*EXERCISE INSTRUCTIONS*.
Copy down all of the data underneath, exactly as shown.

*RECORD SET*.

# # # # # # #

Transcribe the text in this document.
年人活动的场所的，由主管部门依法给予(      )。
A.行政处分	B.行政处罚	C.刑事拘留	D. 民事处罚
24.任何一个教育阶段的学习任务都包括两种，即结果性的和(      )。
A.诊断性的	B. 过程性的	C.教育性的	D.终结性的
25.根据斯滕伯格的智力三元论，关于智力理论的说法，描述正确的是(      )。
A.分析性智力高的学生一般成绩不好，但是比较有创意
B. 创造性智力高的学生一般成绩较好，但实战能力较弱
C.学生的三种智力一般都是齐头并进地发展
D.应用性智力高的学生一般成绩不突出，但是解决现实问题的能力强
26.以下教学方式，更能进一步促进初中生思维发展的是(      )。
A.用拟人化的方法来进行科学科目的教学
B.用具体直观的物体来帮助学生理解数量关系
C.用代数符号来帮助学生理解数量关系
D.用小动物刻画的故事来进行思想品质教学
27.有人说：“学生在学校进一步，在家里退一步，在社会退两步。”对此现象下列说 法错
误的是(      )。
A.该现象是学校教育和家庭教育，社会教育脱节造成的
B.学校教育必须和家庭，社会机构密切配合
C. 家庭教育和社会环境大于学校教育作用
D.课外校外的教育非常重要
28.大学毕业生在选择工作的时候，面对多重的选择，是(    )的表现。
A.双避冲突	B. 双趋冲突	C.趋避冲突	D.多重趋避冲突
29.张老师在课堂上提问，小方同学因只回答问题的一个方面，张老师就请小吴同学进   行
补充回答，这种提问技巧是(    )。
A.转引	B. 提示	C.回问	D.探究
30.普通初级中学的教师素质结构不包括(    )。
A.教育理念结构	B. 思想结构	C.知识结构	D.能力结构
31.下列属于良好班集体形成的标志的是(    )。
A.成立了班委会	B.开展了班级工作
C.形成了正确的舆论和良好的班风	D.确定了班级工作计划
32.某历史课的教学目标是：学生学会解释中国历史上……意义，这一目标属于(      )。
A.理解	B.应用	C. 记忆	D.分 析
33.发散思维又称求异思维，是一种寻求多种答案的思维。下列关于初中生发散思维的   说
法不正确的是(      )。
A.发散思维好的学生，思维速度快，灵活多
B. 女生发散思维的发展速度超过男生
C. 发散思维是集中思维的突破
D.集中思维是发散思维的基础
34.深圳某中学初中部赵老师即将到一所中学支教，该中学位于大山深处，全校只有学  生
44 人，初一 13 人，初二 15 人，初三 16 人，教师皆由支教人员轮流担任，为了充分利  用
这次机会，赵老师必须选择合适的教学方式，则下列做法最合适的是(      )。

# # # # # # #

*REPLY TO THE TASK*.
Transcribe the text in this document.
年人活动的场所的，由主管部门依法给予(      )。
A.行政处分	B.行政处罚	C.刑事拘留	D. 民事处罚
24.任何一个教育阶段的学习任务都包括两种，即结果性的和(      )。
A.诊断性的	B. 过程性的	C.教育性的	D.终结性的
25.根据斯滕伯格的智力三元论，关于智力理论的说法，描述正确的是(      )。
A.分析性智力高的学生一般成绩不好，但是比较有创意
B. 创造性智力高的学生一般成绩较好，但实战能力较弱
C.学生的三种智力一般都是齐头并进地发展
D.应用性智力高的学生一般成绩不突出，但是解决现实问题的能力强
26.以下教学方式，更能进一步促进初中生思维发展的是(      )。
A.用拟人化的方法来进行科学科目的教学
B.用具体直观的物体来帮助学生理解数量关系
C.用代数符号来帮助学生理解数量关系
D.用小动物刻画的故事来进行思想品质教学
27.有人说：“学生在学校进一步，在家里退一步，在社会退两步。”对此现象下列说 法错
误的是(      )。
A.该现象是学校教育和家庭教育，社会教育脱节造成的
B.学校教育必须和家庭，社会机构密切配合
C. 家庭教育和社会环境大于学校教育作用
D.课外校外的教育非常重要
28.大学毕业生在选择工作的时候，面对多重的选择，是(    )的表现。
A.双避冲突	B. 双趋冲突	C.趋避冲突	D.多重趋避冲突
29.张老师在课堂上提问，小方同学因只回答问题的一个方面，张老师就请小吴同学进   行
补充回答，这种提问技巧是(    )。
A.转引	B. 提示	C.回问	D.探究
30.普通初级中学的教师素质结构不包括(    )。
A.教育理念结构	B. 思想结构	C.知识结构	D.能力结构
31.下列属于良好班集体形成的标志的是(    )。
A.成立了班委会	B.开展了班级工作
C.形成了正确的舆论和良好的班风	D.确定了班级工作计划
32.某历史课的教学目标是：学生学会解释中国历史上……意义，这一目标属于(      )。
A.理解	B.应用	C. 记忆	D.分 析
33.发散思维又称求异思维，是一种寻求多种答案的思维。下列关于初中生发散思维的   说
法不正确的是(      )。
A.发散思维好的学生，思维速度快，灵活多
B. 女生发散思维的发展速度超过男生
C. 发散思维是集中思维的突破
D.集中思维是发散思维的基础
34.深圳某中学初中部赵老师即将到一所中学支教，该中学位于大山深处，全校只有学  生
44 人，初一 13 人，初二 15 人，初三 16 人，教师皆由支教人员轮流担任，为了充分利  用
这次机会，赵老师必须选择合适的教学方式，则下列做法最合适的是(      )。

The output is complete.